(Data records)
☆ ☆ ☆ ☆

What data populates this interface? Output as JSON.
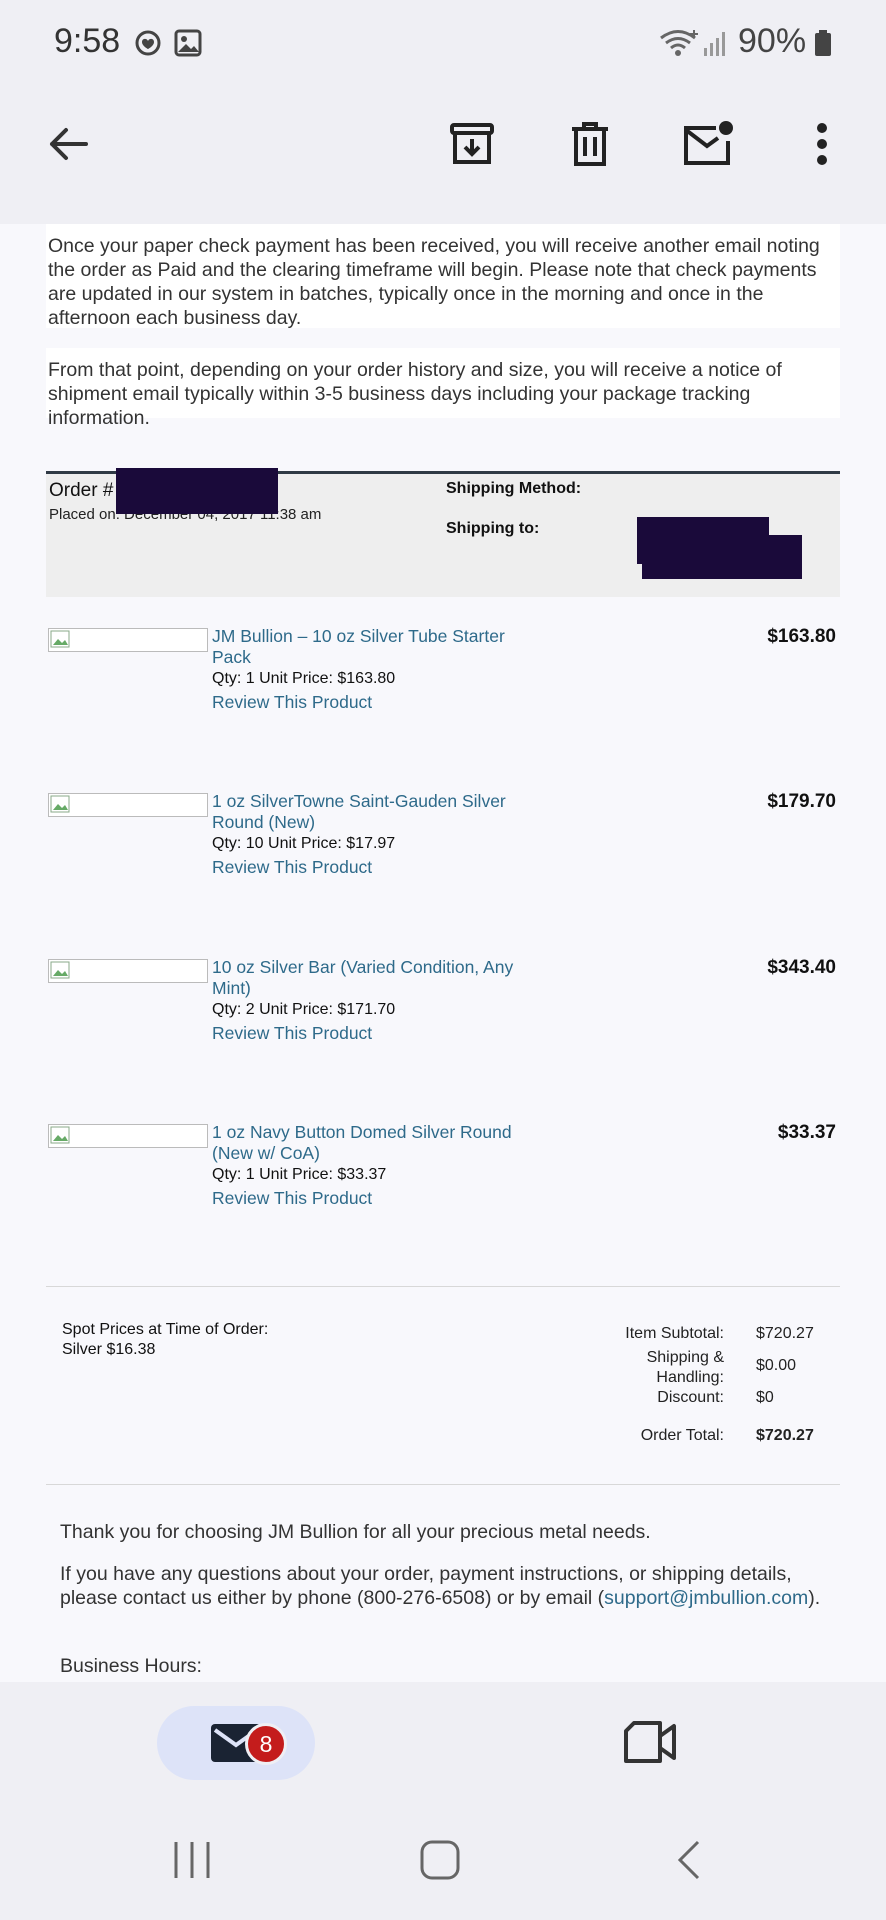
{
  "status_bar": {
    "time": "9:58",
    "battery": "90%"
  },
  "toolbar": {
    "back_icon": "arrow-back-icon",
    "archive_icon": "archive-icon",
    "delete_icon": "trash-icon",
    "mark_unread_icon": "mail-unread-icon",
    "more_icon": "more-vert-icon"
  },
  "email": {
    "paragraph1": "Once your paper check payment has been received, you will receive another email noting the order as Paid and the clearing timeframe will begin. Please note that check payments are updated in our system in batches, typically once in the morning and once in the afternoon each business day.",
    "paragraph2": "From that point, depending on your order history and size, you will receive a notice of shipment email typically within 3-5 business days including your package tracking information.",
    "order": {
      "order_label": "Order #",
      "placed_on": "Placed on: December 04, 2017 11:38 am",
      "shipping_method_label": "Shipping Method:",
      "shipping_to_label": "Shipping to:"
    },
    "items": [
      {
        "name": "JM Bullion – 10 oz Silver Tube Starter Pack",
        "qty_line": "Qty: 1 Unit Price: $163.80",
        "review": "Review This Product",
        "price": "$163.80"
      },
      {
        "name": "1 oz SilverTowne Saint-Gauden Silver Round (New)",
        "qty_line": "Qty: 10 Unit Price: $17.97",
        "review": "Review This Product",
        "price": "$179.70"
      },
      {
        "name": "10 oz Silver Bar (Varied Condition, Any Mint)",
        "qty_line": "Qty: 2 Unit Price: $171.70",
        "review": "Review This Product",
        "price": "$343.40"
      },
      {
        "name": "1 oz Navy Button Domed Silver Round (New w/ CoA)",
        "qty_line": "Qty: 1 Unit Price: $33.37",
        "review": "Review This Product",
        "price": "$33.37"
      }
    ],
    "spot": {
      "label": "Spot Prices at Time of Order:",
      "silver": "Silver $16.38"
    },
    "totals": {
      "subtotal_label": "Item Subtotal:",
      "subtotal_value": "$720.27",
      "shipping_label_line1": "Shipping &",
      "shipping_label_line2": "Handling:",
      "shipping_value": "$0.00",
      "discount_label": "Discount:",
      "discount_value": "$0",
      "order_total_label": "Order Total:",
      "order_total_value": "$720.27"
    },
    "footer": {
      "thanks": "Thank you for choosing JM Bullion for all your precious metal needs.",
      "contact_prefix": "If you have any questions about your order, payment instructions, or shipping details, please contact us either by phone (800-276-6508) or by email (",
      "contact_email": "support@jmbullion.com",
      "contact_suffix": ").",
      "business_hours": "Business Hours:"
    }
  },
  "bottom_nav": {
    "mail_badge": "8",
    "mail_icon": "mail-icon",
    "meet_icon": "video-camera-icon"
  },
  "colors": {
    "link": "#2e6a8a",
    "badge": "#c41c1c",
    "pill": "#dde3f8",
    "chrome": "#efeff4"
  }
}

☆ ☆ ☆ ☆

▸ **PROBLEM TO WORK ON**:
Give all the entries again exactly, dropping each picture.

▸ **EXERCISE SOLUTION**:
What data populates this interface? Output as JSON.
{
  "status_bar": {
    "time": "9:58",
    "battery": "90%"
  },
  "toolbar": {
    "back_icon": "arrow-back-icon",
    "archive_icon": "archive-icon",
    "delete_icon": "trash-icon",
    "mark_unread_icon": "mail-unread-icon",
    "more_icon": "more-vert-icon"
  },
  "email": {
    "paragraph1": "Once your paper check payment has been received, you will receive another email noting the order as Paid and the clearing timeframe will begin. Please note that check payments are updated in our system in batches, typically once in the morning and once in the afternoon each business day.",
    "paragraph2": "From that point, depending on your order history and size, you will receive a notice of shipment email typically within 3-5 business days including your package tracking information.",
    "order": {
      "order_label": "Order #",
      "placed_on": "Placed on: December 04, 2017 11:38 am",
      "shipping_method_label": "Shipping Method:",
      "shipping_to_label": "Shipping to:"
    },
    "items": [
      {
        "name": "JM Bullion – 10 oz Silver Tube Starter Pack",
        "qty_line": "Qty: 1 Unit Price: $163.80",
        "review": "Review This Product",
        "price": "$163.80"
      },
      {
        "name": "1 oz SilverTowne Saint-Gauden Silver Round (New)",
        "qty_line": "Qty: 10 Unit Price: $17.97",
        "review": "Review This Product",
        "price": "$179.70"
      },
      {
        "name": "10 oz Silver Bar (Varied Condition, Any Mint)",
        "qty_line": "Qty: 2 Unit Price: $171.70",
        "review": "Review This Product",
        "price": "$343.40"
      },
      {
        "name": "1 oz Navy Button Domed Silver Round (New w/ CoA)",
        "qty_line": "Qty: 1 Unit Price: $33.37",
        "review": "Review This Product",
        "price": "$33.37"
      }
    ],
    "spot": {
      "label": "Spot Prices at Time of Order:",
      "silver": "Silver $16.38"
    },
    "totals": {
      "subtotal_label": "Item Subtotal:",
      "subtotal_value": "$720.27",
      "shipping_label_line1": "Shipping &",
      "shipping_label_line2": "Handling:",
      "shipping_value": "$0.00",
      "discount_label": "Discount:",
      "discount_value": "$0",
      "order_total_label": "Order Total:",
      "order_total_value": "$720.27"
    },
    "footer": {
      "thanks": "Thank you for choosing JM Bullion for all your precious metal needs.",
      "contact_prefix": "If you have any questions about your order, payment instructions, or shipping details, please contact us either by phone (800-276-6508) or by email (",
      "contact_email": "support@jmbullion.com",
      "contact_suffix": ").",
      "business_hours": "Business Hours:"
    }
  },
  "bottom_nav": {
    "mail_badge": "8",
    "mail_icon": "mail-icon",
    "meet_icon": "video-camera-icon"
  },
  "colors": {
    "link": "#2e6a8a",
    "badge": "#c41c1c",
    "pill": "#dde3f8",
    "chrome": "#efeff4"
  }
}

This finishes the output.